--- START Records for this exercise ---
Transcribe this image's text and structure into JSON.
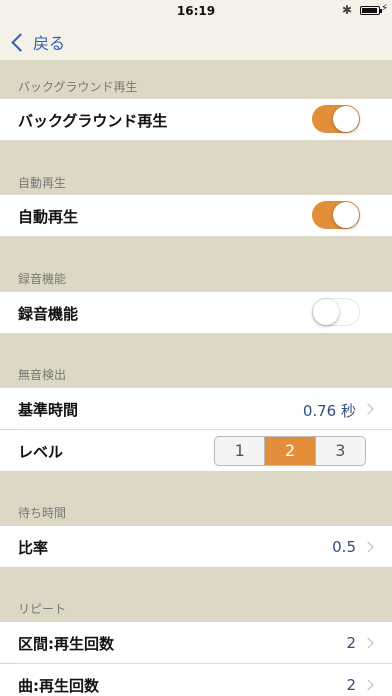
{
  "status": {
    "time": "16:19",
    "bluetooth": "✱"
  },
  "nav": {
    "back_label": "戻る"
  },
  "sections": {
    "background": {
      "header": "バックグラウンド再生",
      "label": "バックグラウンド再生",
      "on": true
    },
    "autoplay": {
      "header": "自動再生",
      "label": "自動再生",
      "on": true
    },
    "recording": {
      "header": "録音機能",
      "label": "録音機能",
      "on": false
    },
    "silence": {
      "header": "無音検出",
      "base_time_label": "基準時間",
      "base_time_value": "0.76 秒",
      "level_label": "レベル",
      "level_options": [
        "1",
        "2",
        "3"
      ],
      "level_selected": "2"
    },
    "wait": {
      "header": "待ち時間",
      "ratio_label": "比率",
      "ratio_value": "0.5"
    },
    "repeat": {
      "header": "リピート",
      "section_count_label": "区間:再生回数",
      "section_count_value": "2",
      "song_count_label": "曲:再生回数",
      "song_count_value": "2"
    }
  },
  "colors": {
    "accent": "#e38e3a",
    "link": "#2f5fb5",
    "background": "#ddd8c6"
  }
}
--- END Records for this exercise ---
• [Short exercise] Pictures in the records above should not be copied. Repeat everything else exactly.

• [Output below]
Transcribe this image's text and structure into JSON.
{
  "status": {
    "time": "16:19",
    "bluetooth": "✱"
  },
  "nav": {
    "back_label": "戻る"
  },
  "sections": {
    "background": {
      "header": "バックグラウンド再生",
      "label": "バックグラウンド再生",
      "on": true
    },
    "autoplay": {
      "header": "自動再生",
      "label": "自動再生",
      "on": true
    },
    "recording": {
      "header": "録音機能",
      "label": "録音機能",
      "on": false
    },
    "silence": {
      "header": "無音検出",
      "base_time_label": "基準時間",
      "base_time_value": "0.76 秒",
      "level_label": "レベル",
      "level_options": [
        "1",
        "2",
        "3"
      ],
      "level_selected": "2"
    },
    "wait": {
      "header": "待ち時間",
      "ratio_label": "比率",
      "ratio_value": "0.5"
    },
    "repeat": {
      "header": "リピート",
      "section_count_label": "区間:再生回数",
      "section_count_value": "2",
      "song_count_label": "曲:再生回数",
      "song_count_value": "2"
    }
  },
  "colors": {
    "accent": "#e38e3a",
    "link": "#2f5fb5",
    "background": "#ddd8c6"
  }
}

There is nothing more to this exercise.